───── Rows ─────
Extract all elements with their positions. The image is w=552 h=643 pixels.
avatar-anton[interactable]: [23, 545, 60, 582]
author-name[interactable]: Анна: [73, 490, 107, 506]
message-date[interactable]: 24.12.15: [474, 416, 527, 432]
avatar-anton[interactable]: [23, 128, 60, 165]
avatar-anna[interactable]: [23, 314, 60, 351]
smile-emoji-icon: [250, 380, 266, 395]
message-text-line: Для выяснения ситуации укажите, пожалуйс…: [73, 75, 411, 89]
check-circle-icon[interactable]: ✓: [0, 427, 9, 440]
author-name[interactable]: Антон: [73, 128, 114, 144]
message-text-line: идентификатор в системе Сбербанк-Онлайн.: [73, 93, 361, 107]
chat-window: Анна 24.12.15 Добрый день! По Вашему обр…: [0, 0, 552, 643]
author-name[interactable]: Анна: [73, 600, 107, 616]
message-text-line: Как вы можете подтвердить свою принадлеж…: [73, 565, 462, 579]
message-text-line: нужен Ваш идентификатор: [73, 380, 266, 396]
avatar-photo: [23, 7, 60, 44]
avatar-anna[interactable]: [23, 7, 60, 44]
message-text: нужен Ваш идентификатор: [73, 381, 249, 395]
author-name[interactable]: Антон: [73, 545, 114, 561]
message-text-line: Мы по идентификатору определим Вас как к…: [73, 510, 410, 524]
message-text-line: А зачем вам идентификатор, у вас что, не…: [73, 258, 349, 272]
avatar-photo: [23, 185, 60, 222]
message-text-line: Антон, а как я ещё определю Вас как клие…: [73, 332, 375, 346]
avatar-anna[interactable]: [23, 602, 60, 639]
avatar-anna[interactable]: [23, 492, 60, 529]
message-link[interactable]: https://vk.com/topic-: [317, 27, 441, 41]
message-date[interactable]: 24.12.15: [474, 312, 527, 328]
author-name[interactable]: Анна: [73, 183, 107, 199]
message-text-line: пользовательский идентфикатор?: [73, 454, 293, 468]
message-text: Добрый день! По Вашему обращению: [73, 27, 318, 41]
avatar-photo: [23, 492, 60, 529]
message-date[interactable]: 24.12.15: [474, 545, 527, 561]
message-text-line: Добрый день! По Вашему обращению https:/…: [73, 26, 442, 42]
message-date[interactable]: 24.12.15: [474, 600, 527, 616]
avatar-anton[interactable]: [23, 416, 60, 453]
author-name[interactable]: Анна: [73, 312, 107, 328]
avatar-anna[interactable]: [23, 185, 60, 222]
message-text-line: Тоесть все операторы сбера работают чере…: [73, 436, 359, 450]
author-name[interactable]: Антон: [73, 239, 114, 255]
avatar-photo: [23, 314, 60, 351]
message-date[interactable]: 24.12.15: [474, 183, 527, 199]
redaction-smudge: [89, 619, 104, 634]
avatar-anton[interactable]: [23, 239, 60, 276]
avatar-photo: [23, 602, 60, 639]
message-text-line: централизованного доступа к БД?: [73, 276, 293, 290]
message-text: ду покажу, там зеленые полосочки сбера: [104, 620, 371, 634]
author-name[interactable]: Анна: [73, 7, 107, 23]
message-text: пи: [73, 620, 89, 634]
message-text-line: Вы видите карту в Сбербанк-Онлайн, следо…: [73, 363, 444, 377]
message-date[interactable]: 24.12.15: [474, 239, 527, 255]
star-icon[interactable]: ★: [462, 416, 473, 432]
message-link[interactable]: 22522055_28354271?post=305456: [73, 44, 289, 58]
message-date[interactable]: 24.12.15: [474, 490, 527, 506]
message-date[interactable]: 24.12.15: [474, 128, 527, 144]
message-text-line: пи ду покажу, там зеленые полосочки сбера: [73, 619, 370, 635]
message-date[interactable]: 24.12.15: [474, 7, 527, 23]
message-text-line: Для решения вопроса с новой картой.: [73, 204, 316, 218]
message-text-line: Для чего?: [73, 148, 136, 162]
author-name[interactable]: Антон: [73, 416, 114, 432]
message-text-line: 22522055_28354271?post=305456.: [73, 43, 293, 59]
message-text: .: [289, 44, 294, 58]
─────
* **Challenge**: Reproduce every line of the listing above word for word, keeping the original order.

* **Completed exercise**:
Extract all elements with their positions. The image is w=552 h=643 pixels.
avatar-anton[interactable]: [23, 545, 60, 582]
author-name[interactable]: Анна: [73, 490, 107, 506]
message-date[interactable]: 24.12.15: [474, 416, 527, 432]
avatar-anton[interactable]: [23, 128, 60, 165]
avatar-anna[interactable]: [23, 314, 60, 351]
smile-emoji-icon: [250, 380, 266, 395]
message-text-line: Для выяснения ситуации укажите, пожалуйс…: [73, 75, 411, 89]
check-circle-icon[interactable]: ✓: [0, 427, 9, 440]
author-name[interactable]: Антон: [73, 128, 114, 144]
message-text-line: идентификатор в системе Сбербанк-Онлайн.: [73, 93, 361, 107]
chat-window: Анна 24.12.15 Добрый день! По Вашему обр…: [0, 0, 552, 643]
author-name[interactable]: Анна: [73, 600, 107, 616]
message-text-line: Как вы можете подтвердить свою принадлеж…: [73, 565, 462, 579]
message-text-line: нужен Ваш идентификатор: [73, 380, 266, 396]
avatar-photo: [23, 7, 60, 44]
avatar-anna[interactable]: [23, 7, 60, 44]
message-text: нужен Ваш идентификатор: [73, 381, 249, 395]
author-name[interactable]: Антон: [73, 545, 114, 561]
message-text-line: Мы по идентификатору определим Вас как к…: [73, 510, 410, 524]
message-text-line: А зачем вам идентификатор, у вас что, не…: [73, 258, 349, 272]
avatar-photo: [23, 185, 60, 222]
message-text-line: Антон, а как я ещё определю Вас как клие…: [73, 332, 375, 346]
avatar-anna[interactable]: [23, 602, 60, 639]
avatar-anna[interactable]: [23, 492, 60, 529]
message-link[interactable]: https://vk.com/topic-: [317, 27, 441, 41]
message-date[interactable]: 24.12.15: [474, 312, 527, 328]
author-name[interactable]: Анна: [73, 183, 107, 199]
message-text-line: пользовательский идентфикатор?: [73, 454, 293, 468]
message-text: Добрый день! По Вашему обращению: [73, 27, 318, 41]
avatar-photo: [23, 492, 60, 529]
message-date[interactable]: 24.12.15: [474, 545, 527, 561]
message-text-line: Добрый день! По Вашему обращению https:/…: [73, 26, 442, 42]
message-date[interactable]: 24.12.15: [474, 600, 527, 616]
avatar-anton[interactable]: [23, 416, 60, 453]
author-name[interactable]: Анна: [73, 312, 107, 328]
avatar-anna[interactable]: [23, 185, 60, 222]
message-text-line: Тоесть все операторы сбера работают чере…: [73, 436, 359, 450]
author-name[interactable]: Антон: [73, 239, 114, 255]
avatar-photo: [23, 314, 60, 351]
message-date[interactable]: 24.12.15: [474, 183, 527, 199]
redaction-smudge: [89, 619, 104, 634]
avatar-anton[interactable]: [23, 239, 60, 276]
avatar-photo: [23, 602, 60, 639]
message-text-line: централизованного доступа к БД?: [73, 276, 293, 290]
message-text: ду покажу, там зеленые полосочки сбера: [104, 620, 371, 634]
author-name[interactable]: Анна: [73, 7, 107, 23]
message-text: пи: [73, 620, 89, 634]
message-text-line: Вы видите карту в Сбербанк-Онлайн, следо…: [73, 363, 444, 377]
message-date[interactable]: 24.12.15: [474, 239, 527, 255]
star-icon[interactable]: ★: [462, 416, 473, 432]
message-link[interactable]: 22522055_28354271?post=305456: [73, 44, 289, 58]
message-date[interactable]: 24.12.15: [474, 490, 527, 506]
message-date[interactable]: 24.12.15: [474, 128, 527, 144]
message-text-line: пи ду покажу, там зеленые полосочки сбера: [73, 619, 370, 635]
message-date[interactable]: 24.12.15: [474, 7, 527, 23]
message-text-line: Для решения вопроса с новой картой.: [73, 204, 316, 218]
message-text-line: Для чего?: [73, 148, 136, 162]
author-name[interactable]: Антон: [73, 416, 114, 432]
message-text-line: 22522055_28354271?post=305456.: [73, 43, 293, 59]
message-text: .: [289, 44, 294, 58]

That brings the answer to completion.